§ **Material**
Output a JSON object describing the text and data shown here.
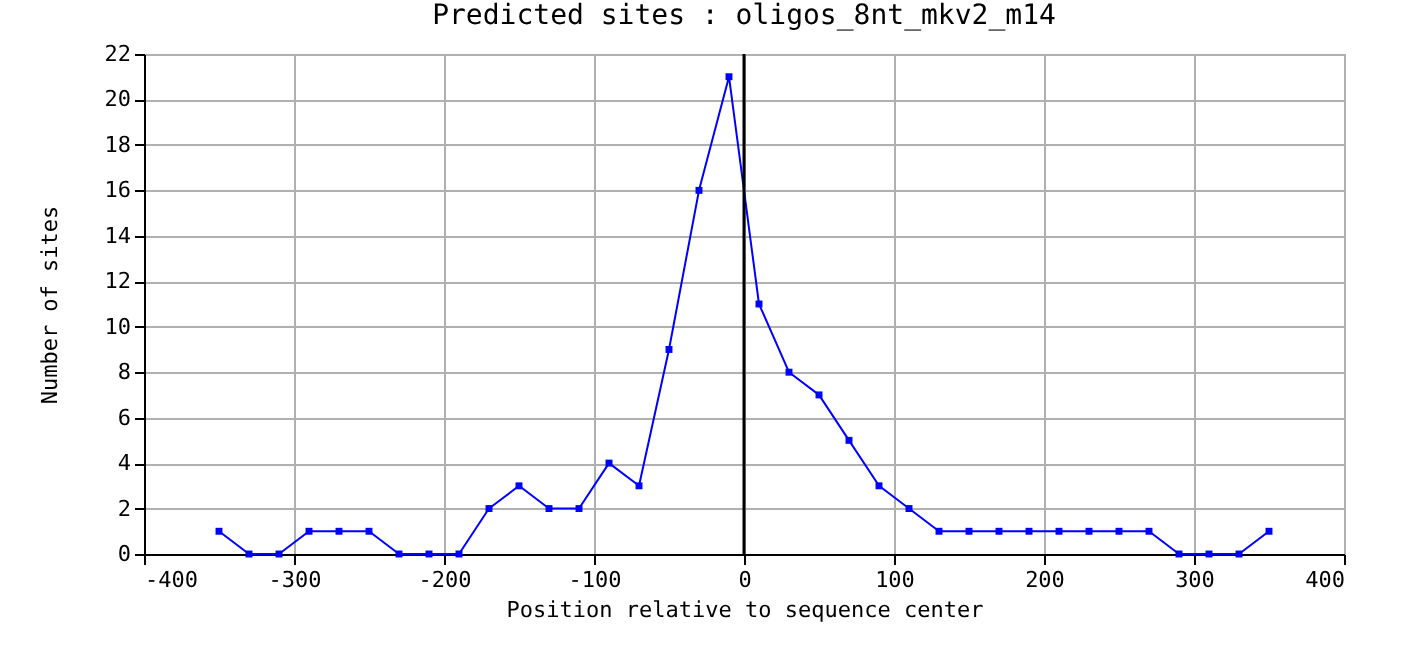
{
  "chart_data": {
    "type": "line",
    "title": "Predicted sites : oligos_8nt_mkv2_m14",
    "xlabel": "Position relative to sequence center",
    "ylabel": "Number of sites",
    "x": [
      -350,
      -330,
      -310,
      -290,
      -270,
      -250,
      -230,
      -210,
      -190,
      -170,
      -150,
      -130,
      -110,
      -90,
      -70,
      -50,
      -30,
      -10,
      10,
      30,
      50,
      70,
      90,
      110,
      130,
      150,
      170,
      190,
      210,
      230,
      250,
      270,
      290,
      310,
      330,
      350
    ],
    "series": [
      {
        "color": "#0000ff",
        "values": [
          1,
          0,
          0,
          1,
          1,
          1,
          0,
          0,
          0,
          2,
          3,
          2,
          2,
          4,
          3,
          9,
          16,
          21,
          11,
          8,
          7,
          5,
          3,
          2,
          1,
          1,
          1,
          1,
          1,
          1,
          1,
          1,
          0,
          0,
          0,
          1
        ]
      }
    ],
    "xlim": [
      -400,
      400
    ],
    "xticks": [
      -400,
      -300,
      -200,
      -100,
      0,
      100,
      200,
      300,
      400
    ],
    "ylim": [
      0,
      22
    ],
    "yticks": [
      0,
      2,
      4,
      6,
      8,
      10,
      12,
      14,
      16,
      18,
      20,
      22
    ],
    "ref_lines": [
      {
        "axis": "x",
        "value": 0,
        "color": "#000000"
      }
    ],
    "grid": true,
    "marker": "square",
    "line_style": "solid"
  }
}
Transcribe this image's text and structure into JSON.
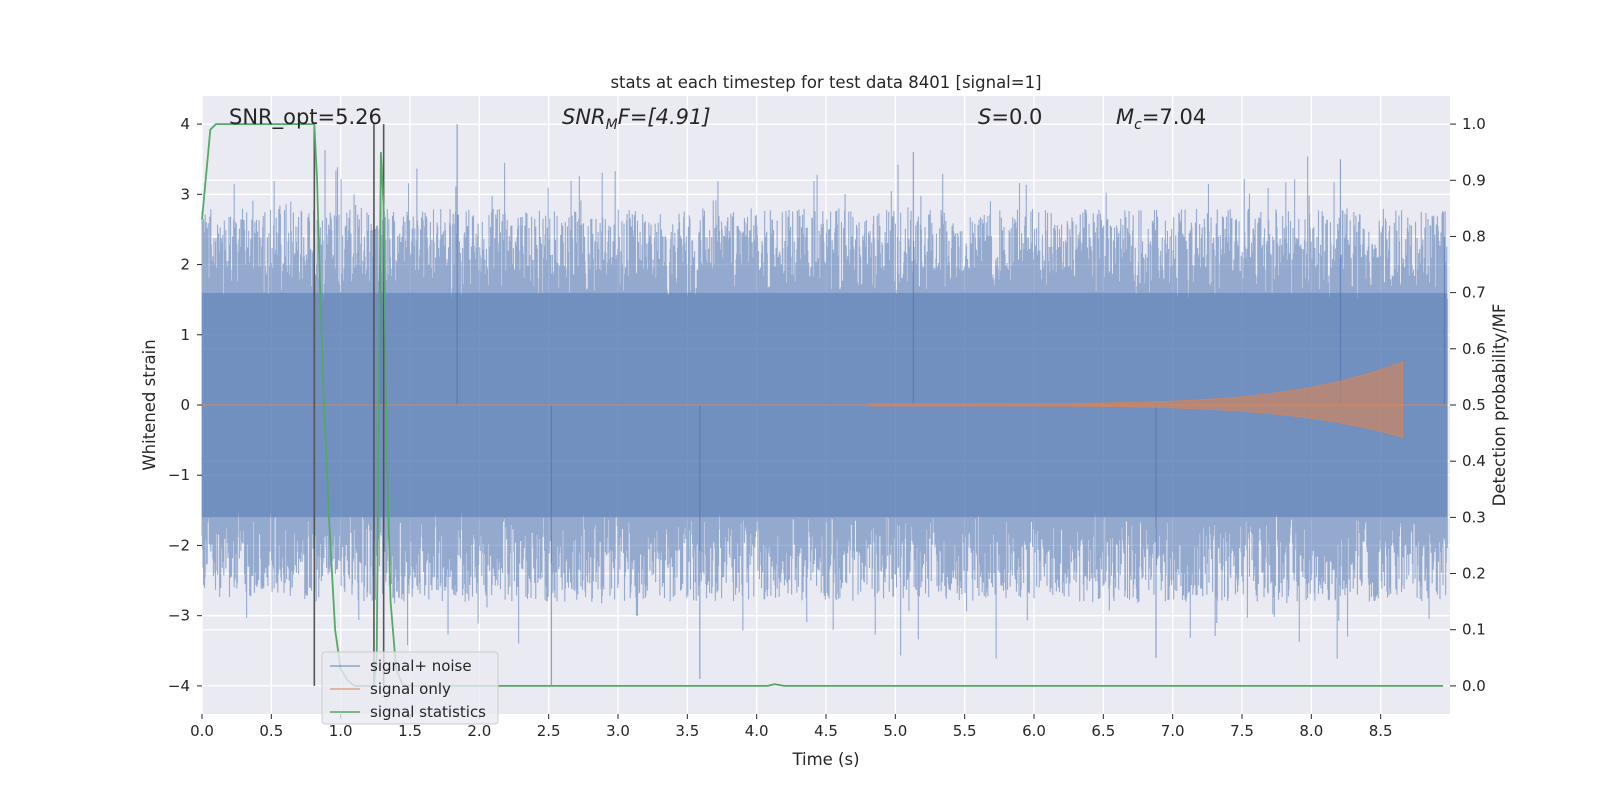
{
  "chart_data": {
    "type": "line",
    "title": "stats at each timestep for test data 8401 [signal=1]",
    "xlabel": "Time (s)",
    "ylabel_left": "Whitened strain",
    "ylabel_right": "Detection probability/MF",
    "xlim": [
      0.0,
      9.0
    ],
    "ylim_left": [
      -4.4,
      4.4
    ],
    "ylim_right": [
      -0.05,
      1.05
    ],
    "xticks": [
      "0.0",
      "0.5",
      "1.0",
      "1.5",
      "2.0",
      "2.5",
      "3.0",
      "3.5",
      "4.0",
      "4.5",
      "5.0",
      "5.5",
      "6.0",
      "6.5",
      "7.0",
      "7.5",
      "8.0",
      "8.5"
    ],
    "xtick_values": [
      0.0,
      0.5,
      1.0,
      1.5,
      2.0,
      2.5,
      3.0,
      3.5,
      4.0,
      4.5,
      5.0,
      5.5,
      6.0,
      6.5,
      7.0,
      7.5,
      8.0,
      8.5
    ],
    "yticks_left": [
      "4",
      "3",
      "2",
      "1",
      "0",
      "−1",
      "−2",
      "−3",
      "−4"
    ],
    "ytick_values_left": [
      4,
      3,
      2,
      1,
      0,
      -1,
      -2,
      -3,
      -4
    ],
    "yticks_right": [
      "1.0",
      "0.9",
      "0.8",
      "0.7",
      "0.6",
      "0.5",
      "0.4",
      "0.3",
      "0.2",
      "0.1",
      "0.0"
    ],
    "ytick_values_right": [
      1.0,
      0.9,
      0.8,
      0.7,
      0.6,
      0.5,
      0.4,
      0.3,
      0.2,
      0.1,
      0.0
    ],
    "grid": true,
    "legend_position": "lower-left",
    "annotations": {
      "snr_opt": "SNR_opt=5.26",
      "snr_mf_pre": "SNR",
      "snr_mf_sub": "M",
      "snr_mf_post": "F=[4.91]",
      "s_pre": "S",
      "s_post": "=0.0",
      "mc_pre": "M",
      "mc_sub": "c",
      "mc_post": "=7.04"
    },
    "vertical_lines_x": [
      0.81,
      1.24,
      1.31
    ],
    "series": [
      {
        "name": "signal+ noise",
        "color": "#4c72b0",
        "opacity": 0.5,
        "description_values": {
          "envelope_min": -4.0,
          "envelope_max": 4.0,
          "peaks": [
            [
              0.81,
              3.3
            ],
            [
              1.29,
              3.6
            ],
            [
              1.84,
              4.0
            ],
            [
              3.59,
              -3.9
            ],
            [
              2.52,
              -4.0
            ],
            [
              5.13,
              3.6
            ],
            [
              6.88,
              -3.6
            ],
            [
              8.21,
              3.5
            ],
            [
              8.96,
              2.4
            ]
          ]
        }
      },
      {
        "name": "signal only",
        "color": "#dd8452",
        "chirp_start": 4.8,
        "chirp_end": 8.66,
        "chirp_peak_amplitude": 0.6
      },
      {
        "name": "signal statistics",
        "color": "#55a868",
        "x": [
          0.0,
          0.06,
          0.1,
          0.2,
          0.5,
          0.79,
          0.81,
          0.83,
          0.85,
          0.88,
          0.92,
          0.96,
          1.0,
          1.05,
          1.1,
          1.2,
          1.24,
          1.26,
          1.29,
          1.31,
          1.33,
          1.36,
          1.4,
          1.45,
          1.5,
          2.0,
          3.0,
          4.0,
          4.08,
          4.13,
          4.2,
          5.0,
          6.0,
          7.0,
          8.0,
          8.95
        ],
        "y": [
          0.83,
          0.99,
          1.0,
          1.0,
          1.0,
          1.0,
          1.0,
          0.9,
          0.72,
          0.5,
          0.28,
          0.1,
          0.03,
          0.01,
          0.0,
          0.0,
          0.0,
          0.05,
          0.95,
          0.85,
          0.45,
          0.15,
          0.03,
          0.0,
          0.0,
          0.0,
          0.0,
          0.0,
          0.0,
          0.003,
          0.0,
          0.0,
          0.0,
          0.0,
          0.0,
          0.0
        ]
      }
    ]
  }
}
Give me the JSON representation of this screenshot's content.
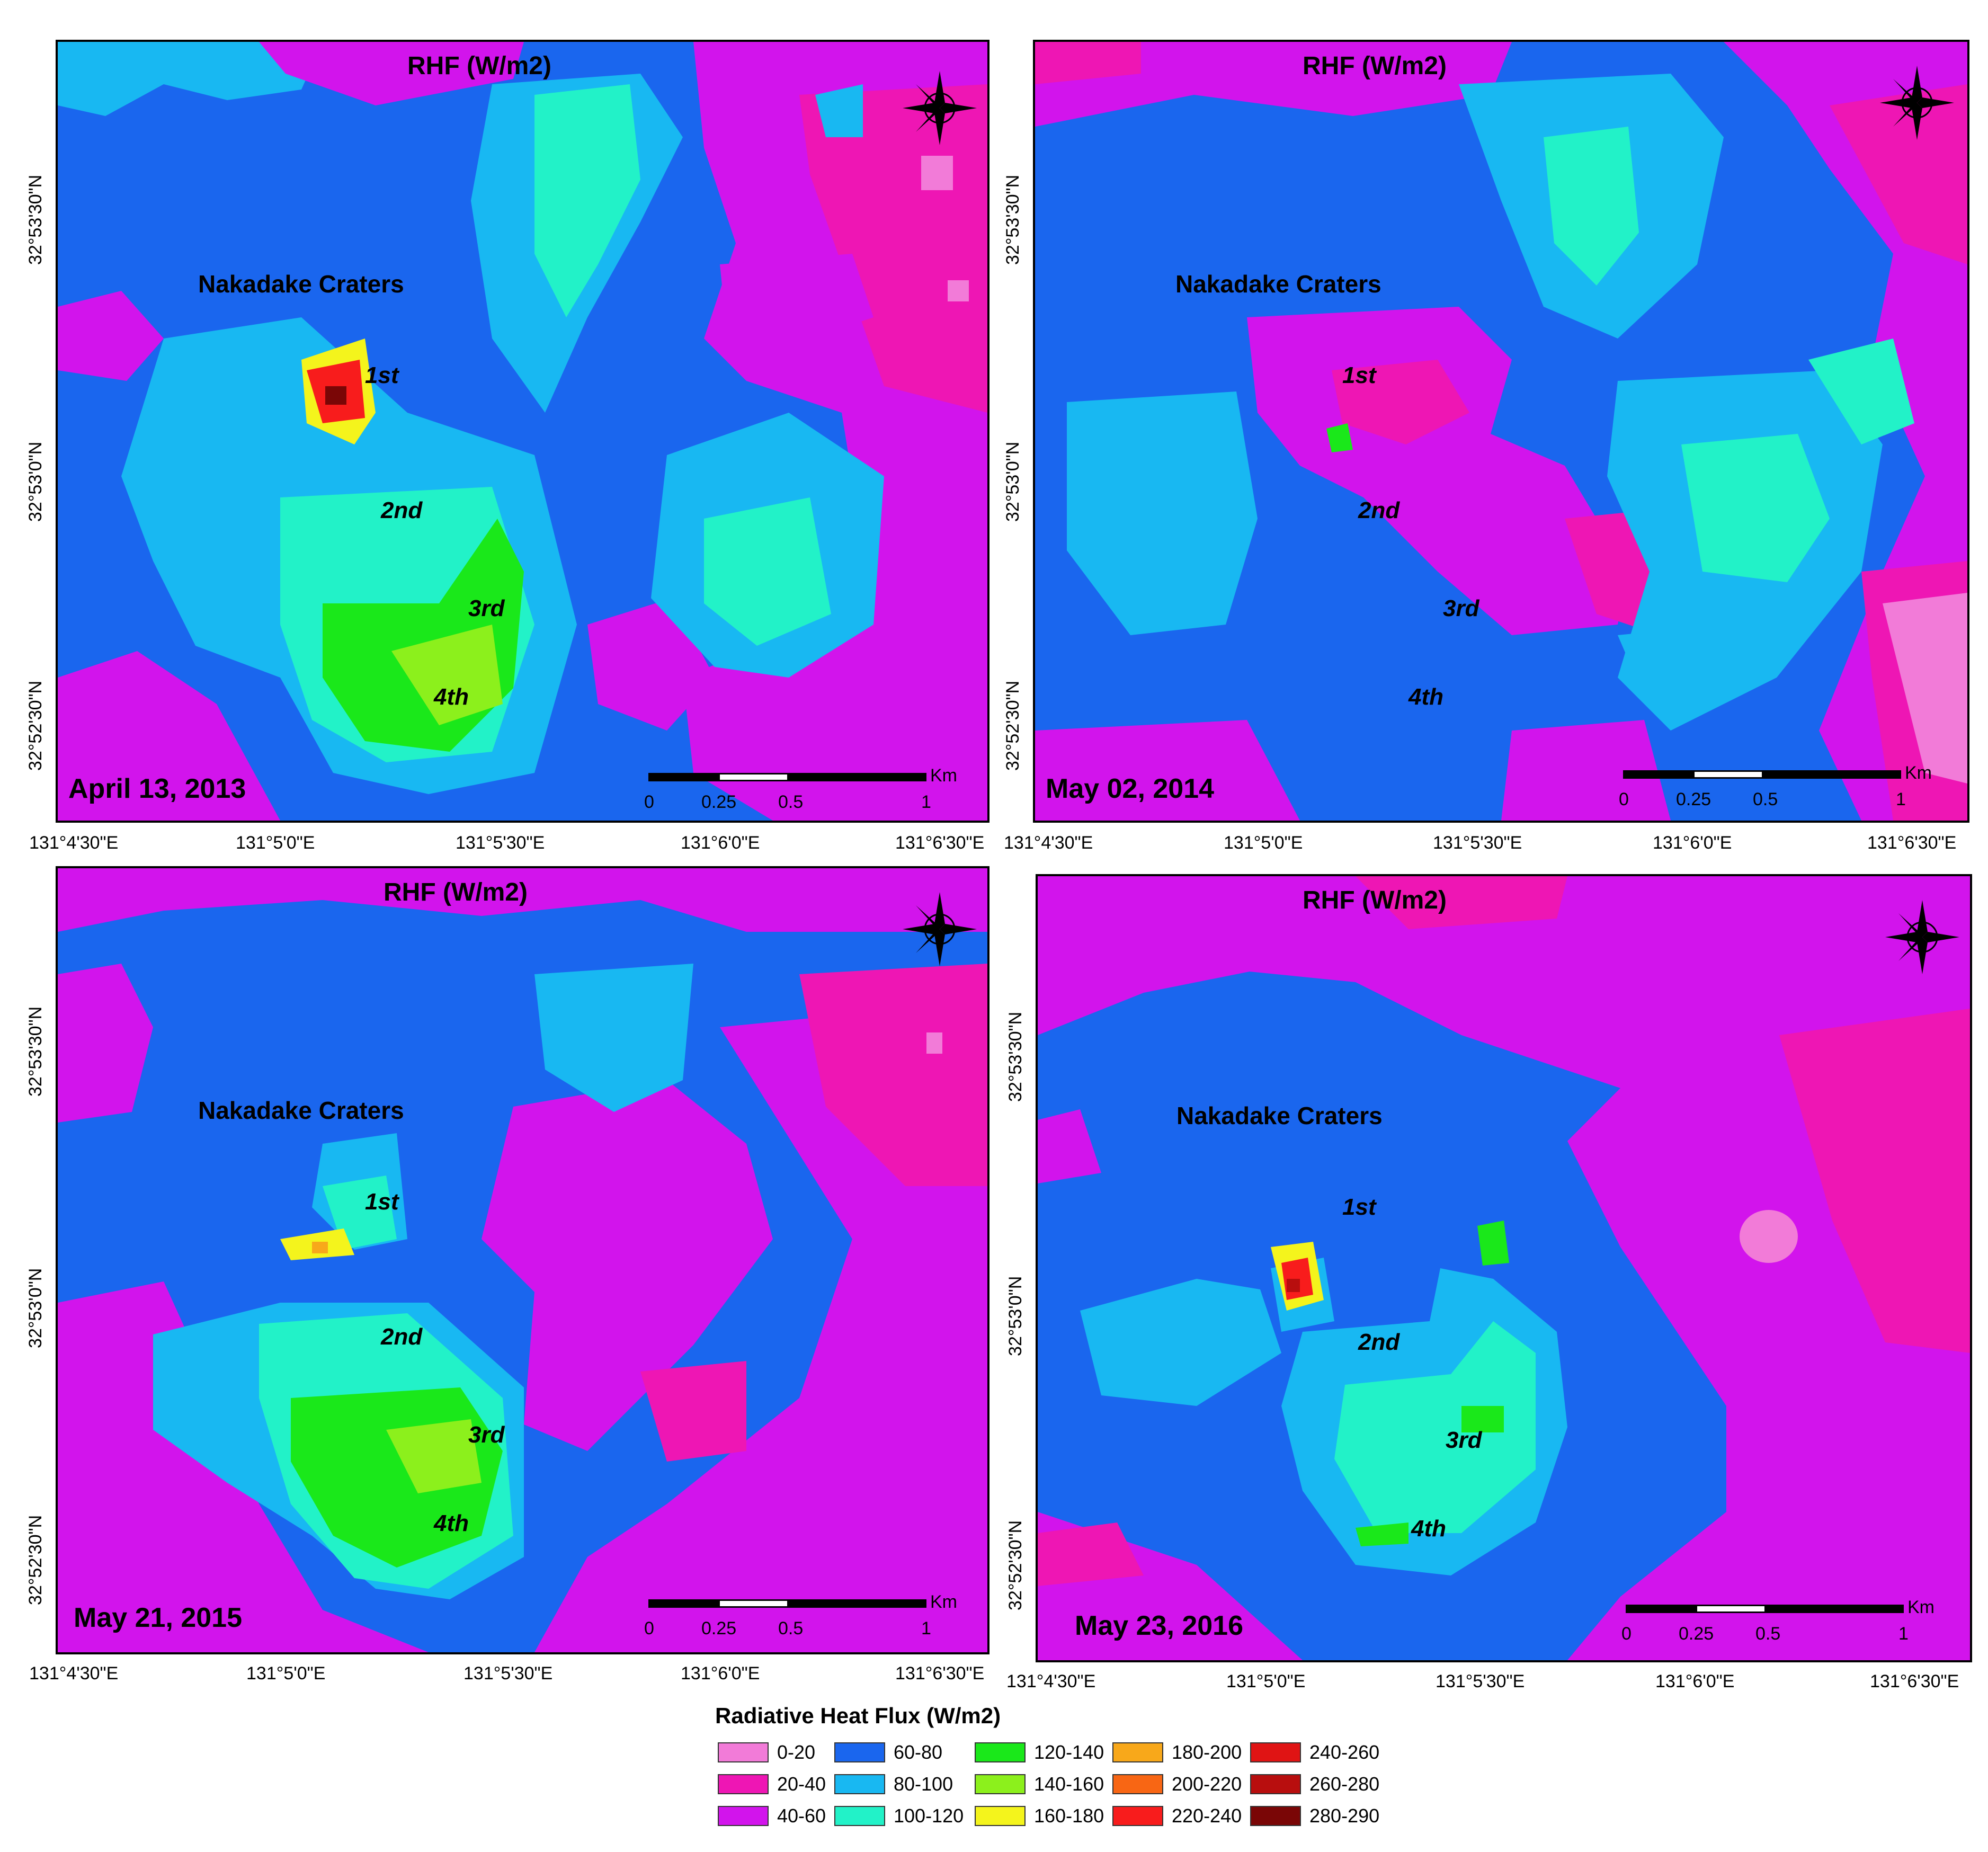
{
  "legend": {
    "title": "Radiative Heat Flux (W/m2)",
    "classes": [
      {
        "range": "0-20",
        "color": "#f27bd8"
      },
      {
        "range": "20-40",
        "color": "#ee16b4"
      },
      {
        "range": "40-60",
        "color": "#d214ec"
      },
      {
        "range": "60-80",
        "color": "#1a66ee"
      },
      {
        "range": "80-100",
        "color": "#18b8f2"
      },
      {
        "range": "100-120",
        "color": "#22f2c8"
      },
      {
        "range": "120-140",
        "color": "#1ae81a"
      },
      {
        "range": "140-160",
        "color": "#8cf01c"
      },
      {
        "range": "160-180",
        "color": "#f4f41c"
      },
      {
        "range": "180-200",
        "color": "#f8a81a"
      },
      {
        "range": "200-220",
        "color": "#f86614"
      },
      {
        "range": "220-240",
        "color": "#f81c1c"
      },
      {
        "range": "240-260",
        "color": "#e01414"
      },
      {
        "range": "260-280",
        "color": "#b80e0e"
      },
      {
        "range": "280-290",
        "color": "#7a0606"
      }
    ]
  },
  "panels": [
    {
      "title": "RHF (W/m2)",
      "date": "April 13, 2013",
      "craters_title": "Nakadake Craters",
      "crater_labels": [
        "1st",
        "2nd",
        "3rd",
        "4th"
      ],
      "lon_labels": [
        "131°4'30\"E",
        "131°5'0\"E",
        "131°5'30\"E",
        "131°6'0\"E",
        "131°6'30\"E"
      ],
      "lat_labels": [
        "32°53'30\"N",
        "32°53'0\"N",
        "32°52'30\"N"
      ],
      "scale": {
        "ticks": [
          "0",
          "0.25",
          "0.5",
          "1"
        ],
        "unit": "Km"
      }
    },
    {
      "title": "RHF (W/m2)",
      "date": "May 02, 2014",
      "craters_title": "Nakadake Craters",
      "crater_labels": [
        "1st",
        "2nd",
        "3rd",
        "4th"
      ],
      "lon_labels": [
        "131°4'30\"E",
        "131°5'0\"E",
        "131°5'30\"E",
        "131°6'0\"E",
        "131°6'30\"E"
      ],
      "lat_labels": [
        "32°53'30\"N",
        "32°53'0\"N",
        "32°52'30\"N"
      ],
      "scale": {
        "ticks": [
          "0",
          "0.25",
          "0.5",
          "1"
        ],
        "unit": "Km"
      }
    },
    {
      "title": "RHF (W/m2)",
      "date": "May 21, 2015",
      "craters_title": "Nakadake Craters",
      "crater_labels": [
        "1st",
        "2nd",
        "3rd",
        "4th"
      ],
      "lon_labels": [
        "131°4'30\"E",
        "131°5'0\"E",
        "131°5'30\"E",
        "131°6'0\"E",
        "131°6'30\"E"
      ],
      "lat_labels": [
        "32°53'30\"N",
        "32°53'0\"N",
        "32°52'30\"N"
      ],
      "scale": {
        "ticks": [
          "0",
          "0.25",
          "0.5",
          "1"
        ],
        "unit": "Km"
      }
    },
    {
      "title": "RHF (W/m2)",
      "date": "May 23, 2016",
      "craters_title": "Nakadake Craters",
      "crater_labels": [
        "1st",
        "2nd",
        "3rd",
        "4th"
      ],
      "lon_labels": [
        "131°4'30\"E",
        "131°5'0\"E",
        "131°5'30\"E",
        "131°6'0\"E",
        "131°6'30\"E"
      ],
      "lat_labels": [
        "32°53'30\"N",
        "32°53'0\"N",
        "32°52'30\"N"
      ],
      "scale": {
        "ticks": [
          "0",
          "0.25",
          "0.5",
          "1"
        ],
        "unit": "Km"
      }
    }
  ]
}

§ **What is needed**
Locate all lines holding the word "signal", then copy them out.

§ **Response to the exercise**
    "title": "stats at each timestep for test data 8401 [signal=1]",
        "name": "signal+ noise",
        "name": "signal only",
        "name": "signal statistics",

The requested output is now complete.